- Extracted records
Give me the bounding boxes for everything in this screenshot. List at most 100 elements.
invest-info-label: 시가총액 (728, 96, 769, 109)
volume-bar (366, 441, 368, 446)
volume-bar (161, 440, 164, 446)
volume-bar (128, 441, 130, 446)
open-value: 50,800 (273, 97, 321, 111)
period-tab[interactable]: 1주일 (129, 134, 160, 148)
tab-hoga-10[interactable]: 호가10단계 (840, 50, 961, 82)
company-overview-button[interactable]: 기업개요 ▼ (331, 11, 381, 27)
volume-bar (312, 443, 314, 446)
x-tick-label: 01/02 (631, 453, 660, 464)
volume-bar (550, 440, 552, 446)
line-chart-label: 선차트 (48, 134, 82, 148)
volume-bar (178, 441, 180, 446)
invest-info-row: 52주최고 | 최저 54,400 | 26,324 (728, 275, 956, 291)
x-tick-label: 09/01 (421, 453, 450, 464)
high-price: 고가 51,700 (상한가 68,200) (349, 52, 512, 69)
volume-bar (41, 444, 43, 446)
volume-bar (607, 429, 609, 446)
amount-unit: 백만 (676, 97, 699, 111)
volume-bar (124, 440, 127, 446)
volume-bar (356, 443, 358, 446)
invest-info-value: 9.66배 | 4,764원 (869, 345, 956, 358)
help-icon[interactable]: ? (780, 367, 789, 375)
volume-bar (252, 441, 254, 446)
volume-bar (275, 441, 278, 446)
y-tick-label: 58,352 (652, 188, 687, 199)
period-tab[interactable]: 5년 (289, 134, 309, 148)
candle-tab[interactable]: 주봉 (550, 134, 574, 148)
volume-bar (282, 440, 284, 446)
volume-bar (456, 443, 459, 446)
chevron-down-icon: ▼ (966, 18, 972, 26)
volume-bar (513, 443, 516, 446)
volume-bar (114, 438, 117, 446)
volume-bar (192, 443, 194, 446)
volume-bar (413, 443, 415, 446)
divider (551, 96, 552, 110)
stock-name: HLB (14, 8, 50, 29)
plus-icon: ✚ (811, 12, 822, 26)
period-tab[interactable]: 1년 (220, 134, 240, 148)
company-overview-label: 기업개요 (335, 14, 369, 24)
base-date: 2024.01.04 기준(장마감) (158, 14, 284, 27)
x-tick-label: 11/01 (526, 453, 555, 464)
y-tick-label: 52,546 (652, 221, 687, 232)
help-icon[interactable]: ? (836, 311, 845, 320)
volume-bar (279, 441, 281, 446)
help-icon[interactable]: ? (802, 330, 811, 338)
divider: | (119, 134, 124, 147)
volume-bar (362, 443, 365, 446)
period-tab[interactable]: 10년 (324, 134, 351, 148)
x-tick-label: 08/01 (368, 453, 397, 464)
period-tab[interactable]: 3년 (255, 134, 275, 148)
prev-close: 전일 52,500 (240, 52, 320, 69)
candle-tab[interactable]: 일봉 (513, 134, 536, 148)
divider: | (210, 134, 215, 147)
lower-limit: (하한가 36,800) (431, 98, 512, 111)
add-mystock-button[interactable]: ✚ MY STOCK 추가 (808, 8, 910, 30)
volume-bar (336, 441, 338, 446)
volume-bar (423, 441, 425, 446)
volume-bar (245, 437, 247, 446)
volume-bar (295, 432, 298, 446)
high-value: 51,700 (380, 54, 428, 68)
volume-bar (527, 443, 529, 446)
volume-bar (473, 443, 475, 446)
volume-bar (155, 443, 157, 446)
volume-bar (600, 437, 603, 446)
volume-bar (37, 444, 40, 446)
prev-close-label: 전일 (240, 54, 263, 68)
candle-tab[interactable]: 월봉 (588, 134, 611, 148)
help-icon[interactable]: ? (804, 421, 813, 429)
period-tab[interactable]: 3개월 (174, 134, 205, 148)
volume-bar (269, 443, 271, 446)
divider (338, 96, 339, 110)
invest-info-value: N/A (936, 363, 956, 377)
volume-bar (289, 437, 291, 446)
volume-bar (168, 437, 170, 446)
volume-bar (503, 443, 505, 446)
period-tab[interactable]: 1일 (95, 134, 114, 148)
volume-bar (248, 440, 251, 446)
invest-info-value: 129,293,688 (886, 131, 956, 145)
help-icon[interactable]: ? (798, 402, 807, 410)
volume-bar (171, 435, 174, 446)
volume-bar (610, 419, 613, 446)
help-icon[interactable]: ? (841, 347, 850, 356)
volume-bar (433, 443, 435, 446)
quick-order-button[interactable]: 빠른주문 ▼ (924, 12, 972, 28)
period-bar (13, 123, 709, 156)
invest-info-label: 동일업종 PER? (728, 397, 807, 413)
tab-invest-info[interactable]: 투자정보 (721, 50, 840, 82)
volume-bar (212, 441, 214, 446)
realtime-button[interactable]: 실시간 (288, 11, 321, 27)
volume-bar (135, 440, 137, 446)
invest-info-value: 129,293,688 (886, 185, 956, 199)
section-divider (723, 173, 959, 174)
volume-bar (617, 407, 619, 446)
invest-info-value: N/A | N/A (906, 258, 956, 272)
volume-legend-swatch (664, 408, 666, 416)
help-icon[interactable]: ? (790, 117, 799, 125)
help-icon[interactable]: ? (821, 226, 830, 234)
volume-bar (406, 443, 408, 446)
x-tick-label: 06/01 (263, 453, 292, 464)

- Direction
Reproduce the records above line for line, with no changes.

- Task solution
Give me the bounding boxes for everything in this screenshot. List at most 100 elements.
invest-info-label: 시가총액 (728, 96, 769, 109)
volume-bar (366, 441, 368, 446)
volume-bar (161, 440, 164, 446)
volume-bar (128, 441, 130, 446)
open-value: 50,800 (273, 97, 321, 111)
period-tab[interactable]: 1주일 (129, 134, 160, 148)
tab-hoga-10[interactable]: 호가10단계 (840, 50, 961, 82)
company-overview-button[interactable]: 기업개요 ▼ (331, 11, 381, 27)
volume-bar (312, 443, 314, 446)
x-tick-label: 01/02 (631, 453, 660, 464)
volume-bar (550, 440, 552, 446)
line-chart-label: 선차트 (48, 134, 82, 148)
volume-bar (178, 441, 180, 446)
invest-info-row: 52주최고 | 최저 54,400 | 26,324 (728, 275, 956, 291)
x-tick-label: 09/01 (421, 453, 450, 464)
high-price: 고가 51,700 (상한가 68,200) (349, 52, 512, 69)
volume-bar (41, 444, 43, 446)
volume-bar (607, 429, 609, 446)
amount-unit: 백만 (676, 97, 699, 111)
volume-bar (124, 440, 127, 446)
volume-bar (356, 443, 358, 446)
invest-info-value: 9.66배 | 4,764원 (869, 345, 956, 358)
help-icon[interactable]: ? (780, 367, 789, 375)
volume-bar (252, 441, 254, 446)
volume-bar (275, 441, 278, 446)
y-tick-label: 58,352 (652, 188, 687, 199)
period-tab[interactable]: 5년 (289, 134, 309, 148)
candle-tab[interactable]: 주봉 (550, 134, 574, 148)
volume-bar (282, 440, 284, 446)
volume-bar (456, 443, 459, 446)
chevron-down-icon: ▼ (966, 18, 972, 26)
volume-bar (513, 443, 516, 446)
volume-bar (114, 438, 117, 446)
volume-bar (192, 443, 194, 446)
volume-bar (413, 443, 415, 446)
divider (551, 96, 552, 110)
stock-name: HLB (14, 8, 50, 29)
plus-icon: ✚ (811, 12, 822, 26)
period-tab[interactable]: 1년 (220, 134, 240, 148)
company-overview-label: 기업개요 (335, 14, 369, 24)
base-date: 2024.01.04 기준(장마감) (158, 14, 284, 27)
x-tick-label: 11/01 (526, 453, 555, 464)
y-tick-label: 52,546 (652, 221, 687, 232)
help-icon[interactable]: ? (836, 311, 845, 320)
volume-bar (279, 441, 281, 446)
help-icon[interactable]: ? (802, 330, 811, 338)
divider: | (119, 134, 124, 147)
volume-bar (362, 443, 365, 446)
period-tab[interactable]: 10년 (324, 134, 351, 148)
x-tick-label: 08/01 (368, 453, 397, 464)
period-tab[interactable]: 3년 (255, 134, 275, 148)
prev-close: 전일 52,500 (240, 52, 320, 69)
candle-tab[interactable]: 일봉 (513, 134, 536, 148)
divider: | (210, 134, 215, 147)
lower-limit: (하한가 36,800) (431, 98, 512, 111)
add-mystock-button[interactable]: ✚ MY STOCK 추가 (808, 8, 910, 30)
volume-bar (336, 441, 338, 446)
volume-bar (423, 441, 425, 446)
volume-bar (245, 437, 247, 446)
volume-bar (295, 432, 298, 446)
high-value: 51,700 (380, 54, 428, 68)
volume-bar (527, 443, 529, 446)
volume-bar (473, 443, 475, 446)
volume-bar (155, 443, 157, 446)
volume-bar (600, 437, 603, 446)
volume-bar (37, 444, 40, 446)
prev-close-label: 전일 (240, 54, 263, 68)
candle-tab[interactable]: 월봉 (588, 134, 611, 148)
help-icon[interactable]: ? (804, 421, 813, 429)
period-tab[interactable]: 3개월 (174, 134, 205, 148)
volume-bar (269, 443, 271, 446)
divider (338, 96, 339, 110)
invest-info-value: N/A (936, 363, 956, 377)
volume-bar (289, 437, 291, 446)
volume-bar (168, 437, 170, 446)
volume-bar (503, 443, 505, 446)
period-tab[interactable]: 1일 (95, 134, 114, 148)
volume-bar (248, 440, 251, 446)
invest-info-value: 129,293,688 (886, 131, 956, 145)
help-icon[interactable]: ? (798, 402, 807, 410)
volume-bar (171, 435, 174, 446)
volume-bar (610, 419, 613, 446)
help-icon[interactable]: ? (841, 347, 850, 356)
volume-bar (433, 443, 435, 446)
quick-order-button[interactable]: 빠른주문 ▼ (924, 12, 972, 28)
period-bar (13, 123, 709, 156)
invest-info-label: 동일업종 PER? (728, 397, 807, 413)
tab-invest-info[interactable]: 투자정보 (721, 50, 840, 82)
volume-bar (212, 441, 214, 446)
realtime-button[interactable]: 실시간 (288, 11, 321, 27)
volume-bar (135, 440, 137, 446)
invest-info-value: 129,293,688 (886, 185, 956, 199)
section-divider (723, 173, 959, 174)
volume-bar (617, 407, 619, 446)
invest-info-value: N/A | N/A (906, 258, 956, 272)
volume-legend-swatch (664, 408, 666, 416)
help-icon[interactable]: ? (790, 117, 799, 125)
help-icon[interactable]: ? (821, 226, 830, 234)
volume-bar (406, 443, 408, 446)
x-tick-label: 06/01 (263, 453, 292, 464)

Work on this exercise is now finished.